Task statement — Show every line in the records below that contains the word "reading".

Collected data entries
--- begin ---

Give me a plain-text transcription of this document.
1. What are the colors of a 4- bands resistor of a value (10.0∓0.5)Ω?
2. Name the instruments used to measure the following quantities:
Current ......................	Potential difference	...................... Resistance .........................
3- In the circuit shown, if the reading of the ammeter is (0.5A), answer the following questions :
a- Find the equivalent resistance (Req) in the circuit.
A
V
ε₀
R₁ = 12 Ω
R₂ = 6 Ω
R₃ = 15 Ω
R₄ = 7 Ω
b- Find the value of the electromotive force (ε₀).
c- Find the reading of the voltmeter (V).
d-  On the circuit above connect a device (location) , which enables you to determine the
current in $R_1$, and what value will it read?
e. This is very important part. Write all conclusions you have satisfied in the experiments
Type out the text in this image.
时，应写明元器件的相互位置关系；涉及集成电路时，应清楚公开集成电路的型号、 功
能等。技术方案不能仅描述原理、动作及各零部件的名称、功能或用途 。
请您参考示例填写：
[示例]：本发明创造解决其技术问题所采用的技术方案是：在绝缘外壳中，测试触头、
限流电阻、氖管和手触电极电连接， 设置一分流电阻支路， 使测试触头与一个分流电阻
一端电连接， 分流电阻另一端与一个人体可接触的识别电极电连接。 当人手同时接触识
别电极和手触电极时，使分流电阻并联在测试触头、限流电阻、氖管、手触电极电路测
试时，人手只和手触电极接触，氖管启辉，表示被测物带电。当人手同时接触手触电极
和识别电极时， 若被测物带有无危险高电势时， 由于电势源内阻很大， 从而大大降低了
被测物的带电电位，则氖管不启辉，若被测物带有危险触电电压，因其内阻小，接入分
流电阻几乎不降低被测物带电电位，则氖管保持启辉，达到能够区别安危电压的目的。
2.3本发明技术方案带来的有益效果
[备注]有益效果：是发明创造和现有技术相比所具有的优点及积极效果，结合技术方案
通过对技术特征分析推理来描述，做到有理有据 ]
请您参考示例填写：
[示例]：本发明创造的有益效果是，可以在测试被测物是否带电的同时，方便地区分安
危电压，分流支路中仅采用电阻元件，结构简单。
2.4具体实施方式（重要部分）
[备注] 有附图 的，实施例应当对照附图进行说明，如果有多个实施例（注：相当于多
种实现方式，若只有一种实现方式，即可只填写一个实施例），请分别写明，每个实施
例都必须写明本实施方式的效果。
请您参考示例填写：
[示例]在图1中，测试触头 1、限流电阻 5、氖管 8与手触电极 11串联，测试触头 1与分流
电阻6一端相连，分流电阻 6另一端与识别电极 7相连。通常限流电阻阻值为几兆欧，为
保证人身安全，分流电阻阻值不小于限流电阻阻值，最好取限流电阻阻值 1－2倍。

--- end ---

Answer to the exercise —
3- In the circuit shown, if the reading of the ammeter is (0.5A), answer the following questions :
c- Find the reading of the voltmeter (V).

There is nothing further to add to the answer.